» **What you should do**
Copy out every line that contains the word "копия".

---+---

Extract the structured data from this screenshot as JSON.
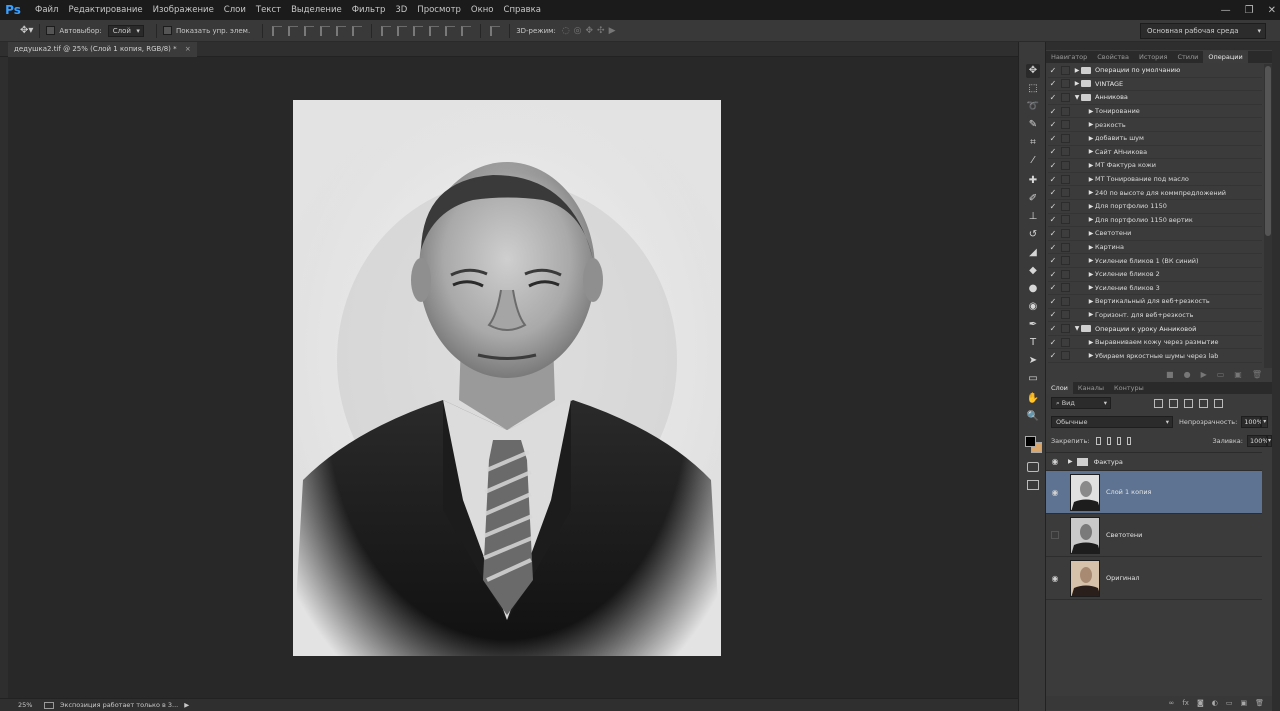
{
  "app": {
    "logo": "Ps",
    "menu": [
      "Файл",
      "Редактирование",
      "Изображение",
      "Слои",
      "Текст",
      "Выделение",
      "Фильтр",
      "3D",
      "Просмотр",
      "Окно",
      "Справка"
    ],
    "window_controls": [
      "—",
      "❐",
      "✕"
    ]
  },
  "options_bar": {
    "autoselect_label": "Автовыбор:",
    "autoselect_value": "Слой",
    "show_controls_label": "Показать упр. элем.",
    "mode_3d_label": "3D-режим:",
    "workspace": "Основная рабочая среда"
  },
  "document": {
    "tab_title": "дедушка2.tif @ 25% (Слой 1 копия, RGB/8) *",
    "close": "×"
  },
  "status": {
    "zoom": "25%",
    "info": "Экспозиция работает только в 3...",
    "arrow": "▶"
  },
  "actions_panel": {
    "tabs": [
      "Навигатор",
      "Свойства",
      "История",
      "Стили",
      "Операции"
    ],
    "active_tab": "Операции",
    "items": [
      {
        "label": "Операции по умолчанию",
        "type": "set",
        "expanded": false
      },
      {
        "label": "VINTAGE",
        "type": "set",
        "expanded": false
      },
      {
        "label": "Анникова",
        "type": "set",
        "expanded": true
      },
      {
        "label": "Тонирование",
        "type": "action"
      },
      {
        "label": "резкость",
        "type": "action"
      },
      {
        "label": "добавить шум",
        "type": "action"
      },
      {
        "label": "Сайт АНникова",
        "type": "action"
      },
      {
        "label": "МТ Фактура кожи",
        "type": "action"
      },
      {
        "label": "МТ Тонирование под масло",
        "type": "action"
      },
      {
        "label": "240 по высоте для коммпредложений",
        "type": "action"
      },
      {
        "label": "Для портфолио 1150",
        "type": "action"
      },
      {
        "label": "Для портфолио 1150 вертик",
        "type": "action"
      },
      {
        "label": "Светотени",
        "type": "action"
      },
      {
        "label": "Картина",
        "type": "action"
      },
      {
        "label": "Усиление бликов 1 (ВК синий)",
        "type": "action"
      },
      {
        "label": "Усиление бликов 2",
        "type": "action"
      },
      {
        "label": "Усиление бликов 3",
        "type": "action"
      },
      {
        "label": "Вертикальный для веб+резкость",
        "type": "action"
      },
      {
        "label": "Горизонт. для веб+резкость",
        "type": "action"
      },
      {
        "label": "Операции к уроку Анниковой",
        "type": "set",
        "expanded": true
      },
      {
        "label": "Выравниваем кожу через размытие",
        "type": "action"
      },
      {
        "label": "Убираем яркостные шумы через lab",
        "type": "action"
      }
    ],
    "footer_icons": [
      "■",
      "●",
      "▶",
      "▭",
      "▣",
      "🗑"
    ]
  },
  "layers_panel": {
    "tabs": [
      "Слои",
      "Каналы",
      "Контуры"
    ],
    "active_tab": "Слои",
    "filter_value": "Вид",
    "blend_mode": "Обычные",
    "opacity_label": "Непрозрачность:",
    "opacity_value": "100%",
    "lock_label": "Закрепить:",
    "fill_label": "Заливка:",
    "fill_value": "100%",
    "layers": [
      {
        "name": "Фактура",
        "type": "group",
        "visible": true,
        "selected": false
      },
      {
        "name": "Слой 1 копия",
        "type": "layer",
        "visible": true,
        "selected": true
      },
      {
        "name": "Светотени",
        "type": "layer",
        "visible": false,
        "selected": false
      },
      {
        "name": "Оригинал",
        "type": "layer",
        "visible": true,
        "selected": false
      }
    ],
    "footer_icons": [
      "∞",
      "fx",
      "◙",
      "◐",
      "▭",
      "▣",
      "🗑"
    ]
  },
  "tools": [
    {
      "name": "move-tool",
      "glyph": "✥"
    },
    {
      "name": "marquee-tool",
      "glyph": "⬚"
    },
    {
      "name": "lasso-tool",
      "glyph": "➰"
    },
    {
      "name": "quick-select-tool",
      "glyph": "✎"
    },
    {
      "name": "crop-tool",
      "glyph": "⌗"
    },
    {
      "name": "eyedropper-tool",
      "glyph": "⁄"
    },
    {
      "name": "healing-tool",
      "glyph": "✚"
    },
    {
      "name": "brush-tool",
      "glyph": "✐"
    },
    {
      "name": "stamp-tool",
      "glyph": "⊥"
    },
    {
      "name": "history-brush-tool",
      "glyph": "↺"
    },
    {
      "name": "eraser-tool",
      "glyph": "◢"
    },
    {
      "name": "paint-bucket-tool",
      "glyph": "◆"
    },
    {
      "name": "blur-tool",
      "glyph": "●"
    },
    {
      "name": "dodge-tool",
      "glyph": "◉"
    },
    {
      "name": "pen-tool",
      "glyph": "✒"
    },
    {
      "name": "type-tool",
      "glyph": "T"
    },
    {
      "name": "path-select-tool",
      "glyph": "➤"
    },
    {
      "name": "shape-tool",
      "glyph": "▭"
    },
    {
      "name": "hand-tool",
      "glyph": "✋"
    },
    {
      "name": "zoom-tool",
      "glyph": "🔍"
    }
  ],
  "colors": {
    "foreground": "#000000",
    "background": "#d9a66b",
    "selection": "#5d7391",
    "ps_logo": "#3aa0ff"
  }
}
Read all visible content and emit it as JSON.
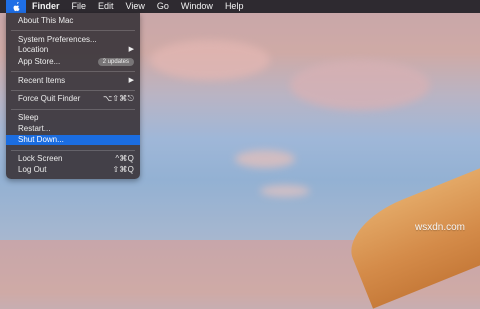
{
  "menubar": {
    "apple_icon": "apple-icon",
    "app_name": "Finder",
    "items": [
      "File",
      "Edit",
      "View",
      "Go",
      "Window",
      "Help"
    ]
  },
  "apple_menu": {
    "items": [
      {
        "label": "About This Mac"
      },
      {
        "label": "System Preferences..."
      },
      {
        "label": "Location",
        "submenu": "▶"
      },
      {
        "label": "App Store...",
        "badge": "2 updates"
      },
      {
        "label": "Recent Items",
        "submenu": "▶"
      },
      {
        "label": "Force Quit Finder",
        "shortcut": "⌥⇧⌘⎋"
      },
      {
        "label": "Sleep"
      },
      {
        "label": "Restart..."
      },
      {
        "label": "Shut Down...",
        "selected": true
      },
      {
        "label": "Lock Screen",
        "shortcut": "^⌘Q"
      },
      {
        "label": "Log Out",
        "shortcut": "⇧⌘Q"
      }
    ]
  },
  "watermark": "wsxdn.com",
  "colors": {
    "menubar_bg": "#2e2a30",
    "selection": "#1b6de0",
    "menu_bg": "#3c363c"
  }
}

---+---

» **Reply to the task**
    "tab_title": "дедушка2.tif @ 25% (Слой 1 копия, RGB/8) *",
        "name": "Слой 1 копия",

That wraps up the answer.